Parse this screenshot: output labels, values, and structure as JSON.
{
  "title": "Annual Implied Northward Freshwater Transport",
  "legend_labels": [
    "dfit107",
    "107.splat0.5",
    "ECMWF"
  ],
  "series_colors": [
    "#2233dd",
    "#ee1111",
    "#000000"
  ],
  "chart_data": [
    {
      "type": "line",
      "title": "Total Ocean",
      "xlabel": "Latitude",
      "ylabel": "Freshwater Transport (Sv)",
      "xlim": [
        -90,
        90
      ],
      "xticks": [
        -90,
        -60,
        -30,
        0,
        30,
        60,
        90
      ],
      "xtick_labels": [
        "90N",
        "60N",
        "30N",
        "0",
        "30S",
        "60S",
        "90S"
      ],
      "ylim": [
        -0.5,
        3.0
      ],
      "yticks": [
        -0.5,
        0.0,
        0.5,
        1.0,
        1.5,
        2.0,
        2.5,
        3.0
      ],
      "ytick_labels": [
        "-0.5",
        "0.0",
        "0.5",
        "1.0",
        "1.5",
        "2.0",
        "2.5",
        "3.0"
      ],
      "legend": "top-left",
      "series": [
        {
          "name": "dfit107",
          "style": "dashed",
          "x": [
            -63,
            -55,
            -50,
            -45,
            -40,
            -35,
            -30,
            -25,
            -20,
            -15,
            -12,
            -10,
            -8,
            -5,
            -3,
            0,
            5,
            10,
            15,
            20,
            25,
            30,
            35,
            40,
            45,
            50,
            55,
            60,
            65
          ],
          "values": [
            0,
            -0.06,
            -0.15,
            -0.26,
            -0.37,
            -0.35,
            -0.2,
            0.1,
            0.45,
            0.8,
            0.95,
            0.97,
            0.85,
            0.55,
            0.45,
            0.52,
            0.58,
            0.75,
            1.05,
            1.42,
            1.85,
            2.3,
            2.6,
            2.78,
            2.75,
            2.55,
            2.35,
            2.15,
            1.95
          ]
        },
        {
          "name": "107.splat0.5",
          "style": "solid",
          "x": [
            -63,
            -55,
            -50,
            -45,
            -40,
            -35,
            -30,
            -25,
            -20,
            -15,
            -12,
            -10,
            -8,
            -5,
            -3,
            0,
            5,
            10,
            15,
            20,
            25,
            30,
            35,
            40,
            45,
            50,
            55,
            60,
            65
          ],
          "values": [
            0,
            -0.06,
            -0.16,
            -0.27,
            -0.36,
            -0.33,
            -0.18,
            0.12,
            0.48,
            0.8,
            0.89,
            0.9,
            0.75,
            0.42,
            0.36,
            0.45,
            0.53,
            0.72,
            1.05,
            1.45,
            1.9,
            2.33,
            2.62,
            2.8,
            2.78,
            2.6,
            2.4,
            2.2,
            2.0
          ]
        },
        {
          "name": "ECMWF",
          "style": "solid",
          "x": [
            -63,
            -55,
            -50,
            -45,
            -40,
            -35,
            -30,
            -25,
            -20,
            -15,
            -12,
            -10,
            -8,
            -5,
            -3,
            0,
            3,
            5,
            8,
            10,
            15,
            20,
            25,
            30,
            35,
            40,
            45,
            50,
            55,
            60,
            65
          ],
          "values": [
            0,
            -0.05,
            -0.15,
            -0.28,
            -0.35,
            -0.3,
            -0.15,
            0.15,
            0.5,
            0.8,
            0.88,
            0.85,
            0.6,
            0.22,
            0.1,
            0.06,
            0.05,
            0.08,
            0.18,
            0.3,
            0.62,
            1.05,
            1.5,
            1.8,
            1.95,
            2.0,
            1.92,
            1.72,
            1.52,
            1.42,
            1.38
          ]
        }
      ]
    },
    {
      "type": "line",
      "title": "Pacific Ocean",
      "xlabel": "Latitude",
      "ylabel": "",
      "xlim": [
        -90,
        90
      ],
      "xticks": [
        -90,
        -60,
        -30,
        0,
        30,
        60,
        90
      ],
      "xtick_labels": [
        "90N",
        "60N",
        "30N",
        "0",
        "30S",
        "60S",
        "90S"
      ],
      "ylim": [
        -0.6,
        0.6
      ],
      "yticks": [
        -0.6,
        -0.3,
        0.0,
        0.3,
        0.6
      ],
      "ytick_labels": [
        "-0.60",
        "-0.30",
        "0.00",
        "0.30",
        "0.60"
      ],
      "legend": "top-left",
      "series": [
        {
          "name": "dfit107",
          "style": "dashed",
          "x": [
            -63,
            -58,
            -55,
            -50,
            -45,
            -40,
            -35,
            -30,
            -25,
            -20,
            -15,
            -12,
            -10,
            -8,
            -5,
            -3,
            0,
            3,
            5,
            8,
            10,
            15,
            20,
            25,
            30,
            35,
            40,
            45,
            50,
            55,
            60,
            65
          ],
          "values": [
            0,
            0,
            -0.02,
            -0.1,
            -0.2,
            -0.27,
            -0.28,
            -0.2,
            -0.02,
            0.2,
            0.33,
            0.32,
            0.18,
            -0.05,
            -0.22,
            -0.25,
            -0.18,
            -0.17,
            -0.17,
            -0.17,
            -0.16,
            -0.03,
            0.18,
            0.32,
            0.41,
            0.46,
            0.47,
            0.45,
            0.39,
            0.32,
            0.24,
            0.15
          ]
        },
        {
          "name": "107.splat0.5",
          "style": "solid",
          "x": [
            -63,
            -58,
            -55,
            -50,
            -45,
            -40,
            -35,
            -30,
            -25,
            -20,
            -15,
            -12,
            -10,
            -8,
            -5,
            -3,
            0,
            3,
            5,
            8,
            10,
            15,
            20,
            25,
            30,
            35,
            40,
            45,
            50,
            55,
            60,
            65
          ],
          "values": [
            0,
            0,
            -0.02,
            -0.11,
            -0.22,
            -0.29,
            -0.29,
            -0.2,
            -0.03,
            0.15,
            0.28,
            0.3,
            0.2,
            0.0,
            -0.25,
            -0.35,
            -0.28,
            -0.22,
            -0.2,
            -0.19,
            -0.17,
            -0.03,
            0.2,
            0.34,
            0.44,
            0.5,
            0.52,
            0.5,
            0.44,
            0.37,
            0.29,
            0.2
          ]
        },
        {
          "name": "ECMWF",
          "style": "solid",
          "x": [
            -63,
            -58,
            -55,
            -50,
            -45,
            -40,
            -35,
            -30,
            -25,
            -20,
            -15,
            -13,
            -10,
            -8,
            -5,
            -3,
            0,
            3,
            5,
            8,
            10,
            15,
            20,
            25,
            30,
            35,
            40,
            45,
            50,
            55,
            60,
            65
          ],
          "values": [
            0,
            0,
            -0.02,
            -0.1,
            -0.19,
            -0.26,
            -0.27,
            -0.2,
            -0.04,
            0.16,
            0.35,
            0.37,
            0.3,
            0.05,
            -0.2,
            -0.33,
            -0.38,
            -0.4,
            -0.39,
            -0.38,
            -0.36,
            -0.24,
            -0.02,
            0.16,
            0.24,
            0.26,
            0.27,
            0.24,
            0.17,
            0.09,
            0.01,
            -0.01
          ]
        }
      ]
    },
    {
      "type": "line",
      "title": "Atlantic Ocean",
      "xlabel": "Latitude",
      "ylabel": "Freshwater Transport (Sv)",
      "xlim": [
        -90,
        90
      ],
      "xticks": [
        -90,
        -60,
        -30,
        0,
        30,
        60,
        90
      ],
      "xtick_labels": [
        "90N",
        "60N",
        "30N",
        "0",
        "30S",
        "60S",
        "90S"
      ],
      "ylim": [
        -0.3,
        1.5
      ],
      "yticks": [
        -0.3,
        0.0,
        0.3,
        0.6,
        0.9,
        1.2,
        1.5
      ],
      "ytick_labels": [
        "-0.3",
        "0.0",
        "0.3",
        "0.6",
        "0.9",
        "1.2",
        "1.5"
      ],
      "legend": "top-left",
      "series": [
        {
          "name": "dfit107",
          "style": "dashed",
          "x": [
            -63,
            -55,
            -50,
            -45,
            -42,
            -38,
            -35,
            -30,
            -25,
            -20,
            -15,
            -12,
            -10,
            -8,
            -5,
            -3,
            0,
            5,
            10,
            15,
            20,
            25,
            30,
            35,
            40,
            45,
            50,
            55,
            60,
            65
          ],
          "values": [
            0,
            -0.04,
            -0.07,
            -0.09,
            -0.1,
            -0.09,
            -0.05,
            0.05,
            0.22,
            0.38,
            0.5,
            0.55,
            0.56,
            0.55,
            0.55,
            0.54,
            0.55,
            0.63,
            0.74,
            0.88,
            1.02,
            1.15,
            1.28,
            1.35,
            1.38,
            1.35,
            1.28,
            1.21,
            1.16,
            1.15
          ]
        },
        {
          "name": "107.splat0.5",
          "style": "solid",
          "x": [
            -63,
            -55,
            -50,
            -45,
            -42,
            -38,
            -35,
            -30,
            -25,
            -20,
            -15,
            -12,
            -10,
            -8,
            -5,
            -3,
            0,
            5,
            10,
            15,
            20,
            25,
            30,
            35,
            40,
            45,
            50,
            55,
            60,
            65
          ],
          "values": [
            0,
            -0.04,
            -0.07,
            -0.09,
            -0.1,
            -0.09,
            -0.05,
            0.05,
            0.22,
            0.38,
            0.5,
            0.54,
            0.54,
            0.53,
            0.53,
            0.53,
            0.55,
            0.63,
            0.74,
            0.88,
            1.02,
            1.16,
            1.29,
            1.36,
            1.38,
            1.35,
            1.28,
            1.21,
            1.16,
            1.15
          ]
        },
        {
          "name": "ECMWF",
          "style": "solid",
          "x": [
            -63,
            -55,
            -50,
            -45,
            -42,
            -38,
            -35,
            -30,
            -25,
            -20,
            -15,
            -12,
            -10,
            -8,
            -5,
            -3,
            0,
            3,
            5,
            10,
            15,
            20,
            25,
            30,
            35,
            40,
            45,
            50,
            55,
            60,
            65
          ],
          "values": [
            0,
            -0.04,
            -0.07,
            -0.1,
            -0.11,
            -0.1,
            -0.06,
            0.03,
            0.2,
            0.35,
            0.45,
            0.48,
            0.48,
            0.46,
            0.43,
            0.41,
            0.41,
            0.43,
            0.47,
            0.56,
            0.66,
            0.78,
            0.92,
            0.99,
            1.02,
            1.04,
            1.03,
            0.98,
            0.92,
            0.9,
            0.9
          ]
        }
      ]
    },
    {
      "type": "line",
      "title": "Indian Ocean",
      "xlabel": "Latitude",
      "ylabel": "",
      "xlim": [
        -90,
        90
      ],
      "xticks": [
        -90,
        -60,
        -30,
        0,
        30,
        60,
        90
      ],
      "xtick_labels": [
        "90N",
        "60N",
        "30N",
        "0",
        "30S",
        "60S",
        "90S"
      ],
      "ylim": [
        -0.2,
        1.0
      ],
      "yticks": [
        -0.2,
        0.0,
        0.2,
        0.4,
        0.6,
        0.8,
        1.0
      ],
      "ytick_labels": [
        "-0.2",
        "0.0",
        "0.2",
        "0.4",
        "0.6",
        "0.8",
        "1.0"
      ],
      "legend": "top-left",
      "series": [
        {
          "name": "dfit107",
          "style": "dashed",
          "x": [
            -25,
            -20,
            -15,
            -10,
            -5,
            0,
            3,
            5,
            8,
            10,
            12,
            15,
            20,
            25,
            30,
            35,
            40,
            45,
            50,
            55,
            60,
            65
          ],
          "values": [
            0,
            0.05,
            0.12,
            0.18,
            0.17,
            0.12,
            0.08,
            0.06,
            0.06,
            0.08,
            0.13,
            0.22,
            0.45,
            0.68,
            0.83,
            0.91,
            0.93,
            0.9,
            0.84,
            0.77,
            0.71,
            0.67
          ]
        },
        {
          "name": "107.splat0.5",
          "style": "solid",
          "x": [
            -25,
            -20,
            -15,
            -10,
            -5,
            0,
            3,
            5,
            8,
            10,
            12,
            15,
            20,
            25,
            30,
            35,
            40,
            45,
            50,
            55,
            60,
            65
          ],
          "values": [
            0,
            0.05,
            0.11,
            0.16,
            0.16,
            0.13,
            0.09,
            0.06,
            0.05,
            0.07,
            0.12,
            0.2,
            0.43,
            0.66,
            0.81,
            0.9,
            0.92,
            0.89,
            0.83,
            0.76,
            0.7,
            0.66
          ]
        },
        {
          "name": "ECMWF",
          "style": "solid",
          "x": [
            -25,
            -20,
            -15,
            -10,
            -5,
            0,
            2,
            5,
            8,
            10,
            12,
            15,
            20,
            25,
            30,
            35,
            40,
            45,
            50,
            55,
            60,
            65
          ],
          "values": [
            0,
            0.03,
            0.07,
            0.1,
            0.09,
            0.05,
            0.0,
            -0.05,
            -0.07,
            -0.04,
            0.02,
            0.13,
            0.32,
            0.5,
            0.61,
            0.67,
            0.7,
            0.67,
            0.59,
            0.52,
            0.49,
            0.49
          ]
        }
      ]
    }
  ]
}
━━━
| Objective |
Among the lines of the data, identify those with the word "Ocean". Copy each of them.

| Solution for this exercise |
      "title": "Total Ocean",
      "title": "Pacific Ocean",
      "title": "Atlantic Ocean",
      "title": "Indian Ocean",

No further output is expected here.